Dataset items
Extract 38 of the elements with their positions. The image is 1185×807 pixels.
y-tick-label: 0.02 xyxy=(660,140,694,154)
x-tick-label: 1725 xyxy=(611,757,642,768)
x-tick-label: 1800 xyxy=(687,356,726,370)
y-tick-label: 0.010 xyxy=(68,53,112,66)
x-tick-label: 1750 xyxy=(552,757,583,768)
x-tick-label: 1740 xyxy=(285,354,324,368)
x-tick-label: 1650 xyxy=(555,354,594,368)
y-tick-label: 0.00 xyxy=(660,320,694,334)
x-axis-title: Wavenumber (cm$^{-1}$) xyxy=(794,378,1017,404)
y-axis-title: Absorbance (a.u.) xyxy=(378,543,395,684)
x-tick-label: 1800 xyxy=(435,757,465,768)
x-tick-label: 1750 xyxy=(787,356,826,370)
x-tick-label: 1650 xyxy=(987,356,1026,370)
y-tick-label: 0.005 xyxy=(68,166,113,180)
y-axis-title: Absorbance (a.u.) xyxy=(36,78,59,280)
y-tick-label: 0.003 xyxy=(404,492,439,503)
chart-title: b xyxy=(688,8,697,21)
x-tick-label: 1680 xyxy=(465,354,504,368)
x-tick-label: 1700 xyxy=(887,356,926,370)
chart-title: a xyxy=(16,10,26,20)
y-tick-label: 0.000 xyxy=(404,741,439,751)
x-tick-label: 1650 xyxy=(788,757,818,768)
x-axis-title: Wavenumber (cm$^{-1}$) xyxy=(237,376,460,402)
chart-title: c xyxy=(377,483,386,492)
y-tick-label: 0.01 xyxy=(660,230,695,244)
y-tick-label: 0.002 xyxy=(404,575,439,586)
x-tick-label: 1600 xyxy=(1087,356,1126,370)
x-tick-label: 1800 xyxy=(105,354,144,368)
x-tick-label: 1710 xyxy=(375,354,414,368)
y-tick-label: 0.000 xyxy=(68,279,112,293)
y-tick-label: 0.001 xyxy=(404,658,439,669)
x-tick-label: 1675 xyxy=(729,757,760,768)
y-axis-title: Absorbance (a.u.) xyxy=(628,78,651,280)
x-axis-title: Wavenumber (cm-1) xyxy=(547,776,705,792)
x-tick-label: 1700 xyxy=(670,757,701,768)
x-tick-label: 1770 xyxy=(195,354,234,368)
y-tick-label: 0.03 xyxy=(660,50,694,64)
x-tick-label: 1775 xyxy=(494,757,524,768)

What you will do: Set out every line of the listing above as a numbered list, omitting any blank lines.

Task result:
1. Extract 38 of the elements with their positions. The image is 1185×807 pixels.
2. y-tick-label: 0.02 xyxy=(660,140,694,154)
3. x-tick-label: 1725 xyxy=(611,757,642,768)
4. x-tick-label: 1800 xyxy=(687,356,726,370)
5. y-tick-label: 0.010 xyxy=(68,53,112,66)
6. x-tick-label: 1750 xyxy=(552,757,583,768)
7. x-tick-label: 1740 xyxy=(285,354,324,368)
8. x-tick-label: 1650 xyxy=(555,354,594,368)
9. y-tick-label: 0.00 xyxy=(660,320,694,334)
10. x-axis-title: Wavenumber (cm$^{-1}$) xyxy=(794,378,1017,404)
11. y-axis-title: Absorbance (a.u.) xyxy=(378,543,395,684)
12. x-tick-label: 1800 xyxy=(435,757,465,768)
13. x-tick-label: 1750 xyxy=(787,356,826,370)
14. x-tick-label: 1650 xyxy=(987,356,1026,370)
15. y-tick-label: 0.005 xyxy=(68,166,113,180)
16. y-axis-title: Absorbance (a.u.) xyxy=(36,78,59,280)
17. y-tick-label: 0.003 xyxy=(404,492,439,503)
18. chart-title: b xyxy=(688,8,697,21)
19. x-tick-label: 1680 xyxy=(465,354,504,368)
20. x-tick-label: 1700 xyxy=(887,356,926,370)
21. chart-title: a xyxy=(16,10,26,20)
22. y-tick-label: 0.000 xyxy=(404,741,439,751)
23. x-tick-label: 1650 xyxy=(788,757,818,768)
24. x-axis-title: Wavenumber (cm$^{-1}$) xyxy=(237,376,460,402)
25. chart-title: c xyxy=(377,483,386,492)
26. y-tick-label: 0.01 xyxy=(660,230,695,244)
27. y-tick-label: 0.002 xyxy=(404,575,439,586)
28. x-tick-label: 1600 xyxy=(1087,356,1126,370)
29. x-tick-label: 1800 xyxy=(105,354,144,368)
30. x-tick-label: 1710 xyxy=(375,354,414,368)
31. y-tick-label: 0.000 xyxy=(68,279,112,293)
32. y-tick-label: 0.001 xyxy=(404,658,439,669)
33. x-tick-label: 1675 xyxy=(729,757,760,768)
34. y-axis-title: Absorbance (a.u.) xyxy=(628,78,651,280)
35. x-axis-title: Wavenumber (cm-1) xyxy=(547,776,705,792)
36. x-tick-label: 1700 xyxy=(670,757,701,768)
37. x-tick-label: 1770 xyxy=(195,354,234,368)
38. y-tick-label: 0.03 xyxy=(660,50,694,64)
39. x-tick-label: 1775 xyxy=(494,757,524,768)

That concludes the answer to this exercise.